▶ [Exercise materials]
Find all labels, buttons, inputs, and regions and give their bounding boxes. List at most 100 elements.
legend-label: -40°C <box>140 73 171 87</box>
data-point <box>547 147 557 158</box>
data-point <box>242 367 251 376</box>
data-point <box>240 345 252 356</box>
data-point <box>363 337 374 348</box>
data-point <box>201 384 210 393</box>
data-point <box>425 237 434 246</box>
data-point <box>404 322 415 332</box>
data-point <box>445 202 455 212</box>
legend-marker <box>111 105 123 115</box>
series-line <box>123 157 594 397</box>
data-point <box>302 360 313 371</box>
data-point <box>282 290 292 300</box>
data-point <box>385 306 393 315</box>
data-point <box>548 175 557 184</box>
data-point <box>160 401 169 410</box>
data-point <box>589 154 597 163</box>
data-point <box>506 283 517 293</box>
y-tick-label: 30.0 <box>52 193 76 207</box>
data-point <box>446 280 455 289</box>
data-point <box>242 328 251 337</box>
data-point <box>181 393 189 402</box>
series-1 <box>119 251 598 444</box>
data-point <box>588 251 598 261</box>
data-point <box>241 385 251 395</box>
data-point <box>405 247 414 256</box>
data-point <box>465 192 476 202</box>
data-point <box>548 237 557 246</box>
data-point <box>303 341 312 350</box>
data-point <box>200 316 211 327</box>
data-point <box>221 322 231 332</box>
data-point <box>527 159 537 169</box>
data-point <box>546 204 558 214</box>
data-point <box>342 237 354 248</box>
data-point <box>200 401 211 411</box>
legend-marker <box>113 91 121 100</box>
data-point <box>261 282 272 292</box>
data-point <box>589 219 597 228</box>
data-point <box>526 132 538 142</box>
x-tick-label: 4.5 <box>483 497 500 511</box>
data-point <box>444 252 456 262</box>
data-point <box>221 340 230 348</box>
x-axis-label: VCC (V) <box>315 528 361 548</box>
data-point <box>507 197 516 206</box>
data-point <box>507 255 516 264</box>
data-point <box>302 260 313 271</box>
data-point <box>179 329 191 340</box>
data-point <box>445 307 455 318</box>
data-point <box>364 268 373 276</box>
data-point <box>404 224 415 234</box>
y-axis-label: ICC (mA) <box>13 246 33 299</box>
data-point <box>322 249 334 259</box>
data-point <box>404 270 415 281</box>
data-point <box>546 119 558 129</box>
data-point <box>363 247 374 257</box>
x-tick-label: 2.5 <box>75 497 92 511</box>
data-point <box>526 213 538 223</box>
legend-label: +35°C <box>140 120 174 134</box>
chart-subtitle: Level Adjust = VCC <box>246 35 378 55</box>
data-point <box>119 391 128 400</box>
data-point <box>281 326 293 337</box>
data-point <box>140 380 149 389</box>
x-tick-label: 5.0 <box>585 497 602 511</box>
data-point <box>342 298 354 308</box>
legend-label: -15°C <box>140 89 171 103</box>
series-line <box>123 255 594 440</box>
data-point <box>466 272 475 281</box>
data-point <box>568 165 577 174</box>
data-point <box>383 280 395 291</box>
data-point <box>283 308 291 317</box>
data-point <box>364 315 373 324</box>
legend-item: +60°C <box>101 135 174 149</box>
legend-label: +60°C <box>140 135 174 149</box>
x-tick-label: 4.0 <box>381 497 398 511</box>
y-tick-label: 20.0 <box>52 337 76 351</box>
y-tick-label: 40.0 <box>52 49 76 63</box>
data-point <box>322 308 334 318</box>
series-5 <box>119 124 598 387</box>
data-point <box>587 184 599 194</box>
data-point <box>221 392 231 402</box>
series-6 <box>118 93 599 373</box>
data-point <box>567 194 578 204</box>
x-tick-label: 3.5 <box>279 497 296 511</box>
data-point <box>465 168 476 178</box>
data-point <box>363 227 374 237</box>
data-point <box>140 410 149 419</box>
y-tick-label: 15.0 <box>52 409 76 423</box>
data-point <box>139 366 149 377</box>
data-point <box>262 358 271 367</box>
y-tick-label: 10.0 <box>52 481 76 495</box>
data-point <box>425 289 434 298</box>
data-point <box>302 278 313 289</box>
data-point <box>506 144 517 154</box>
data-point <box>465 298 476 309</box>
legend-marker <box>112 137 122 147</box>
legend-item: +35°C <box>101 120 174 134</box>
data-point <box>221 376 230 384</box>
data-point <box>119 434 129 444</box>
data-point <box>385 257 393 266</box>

▶ [Problem statement]
Copy every one of the records above without changing anything.

▶ [Solution]
Find all labels, buttons, inputs, and regions and give their bounding boxes. List at most 100 elements.
legend-label: -40°C <box>140 73 171 87</box>
data-point <box>547 147 557 158</box>
data-point <box>242 367 251 376</box>
data-point <box>240 345 252 356</box>
data-point <box>363 337 374 348</box>
data-point <box>201 384 210 393</box>
data-point <box>425 237 434 246</box>
data-point <box>404 322 415 332</box>
data-point <box>445 202 455 212</box>
legend-marker <box>111 105 123 115</box>
series-line <box>123 157 594 397</box>
data-point <box>302 360 313 371</box>
data-point <box>282 290 292 300</box>
data-point <box>385 306 393 315</box>
data-point <box>548 175 557 184</box>
data-point <box>160 401 169 410</box>
data-point <box>589 154 597 163</box>
data-point <box>506 283 517 293</box>
y-tick-label: 30.0 <box>52 193 76 207</box>
data-point <box>446 280 455 289</box>
data-point <box>242 328 251 337</box>
data-point <box>181 393 189 402</box>
series-1 <box>119 251 598 444</box>
data-point <box>588 251 598 261</box>
data-point <box>241 385 251 395</box>
data-point <box>405 247 414 256</box>
data-point <box>465 192 476 202</box>
data-point <box>548 237 557 246</box>
data-point <box>303 341 312 350</box>
data-point <box>200 316 211 327</box>
data-point <box>221 322 231 332</box>
data-point <box>527 159 537 169</box>
data-point <box>546 204 558 214</box>
data-point <box>342 237 354 248</box>
data-point <box>200 401 211 411</box>
legend-marker <box>113 91 121 100</box>
data-point <box>261 282 272 292</box>
data-point <box>589 219 597 228</box>
data-point <box>526 132 538 142</box>
x-tick-label: 4.5 <box>483 497 500 511</box>
data-point <box>444 252 456 262</box>
data-point <box>221 340 230 348</box>
x-axis-label: VCC (V) <box>315 528 361 548</box>
data-point <box>507 197 516 206</box>
data-point <box>507 255 516 264</box>
data-point <box>302 260 313 271</box>
data-point <box>179 329 191 340</box>
data-point <box>445 307 455 318</box>
data-point <box>364 268 373 276</box>
data-point <box>404 224 415 234</box>
y-axis-label: ICC (mA) <box>13 246 33 299</box>
data-point <box>322 249 334 259</box>
data-point <box>404 270 415 281</box>
data-point <box>546 119 558 129</box>
data-point <box>363 247 374 257</box>
x-tick-label: 2.5 <box>75 497 92 511</box>
data-point <box>526 213 538 223</box>
legend-label: +35°C <box>140 120 174 134</box>
chart-subtitle: Level Adjust = VCC <box>246 35 378 55</box>
data-point <box>119 391 128 400</box>
data-point <box>281 326 293 337</box>
data-point <box>140 380 149 389</box>
x-tick-label: 5.0 <box>585 497 602 511</box>
data-point <box>342 298 354 308</box>
legend-label: -15°C <box>140 89 171 103</box>
series-line <box>123 255 594 440</box>
data-point <box>466 272 475 281</box>
data-point <box>568 165 577 174</box>
data-point <box>383 280 395 291</box>
data-point <box>283 308 291 317</box>
data-point <box>364 315 373 324</box>
legend-item: +60°C <box>101 135 174 149</box>
legend-label: +60°C <box>140 135 174 149</box>
x-tick-label: 4.0 <box>381 497 398 511</box>
y-tick-label: 20.0 <box>52 337 76 351</box>
y-tick-label: 40.0 <box>52 49 76 63</box>
data-point <box>322 308 334 318</box>
series-5 <box>119 124 598 387</box>
data-point <box>587 184 599 194</box>
data-point <box>221 392 231 402</box>
series-6 <box>118 93 599 373</box>
data-point <box>567 194 578 204</box>
x-tick-label: 3.5 <box>279 497 296 511</box>
data-point <box>465 168 476 178</box>
data-point <box>363 227 374 237</box>
data-point <box>140 410 149 419</box>
y-tick-label: 15.0 <box>52 409 76 423</box>
data-point <box>139 366 149 377</box>
data-point <box>262 358 271 367</box>
y-tick-label: 10.0 <box>52 481 76 495</box>
data-point <box>425 289 434 298</box>
data-point <box>302 278 313 289</box>
data-point <box>506 144 517 154</box>
data-point <box>465 298 476 309</box>
legend-marker <box>112 137 122 147</box>
legend-item: +35°C <box>101 120 174 134</box>
data-point <box>221 376 230 384</box>
data-point <box>119 434 129 444</box>
data-point <box>385 257 393 266</box>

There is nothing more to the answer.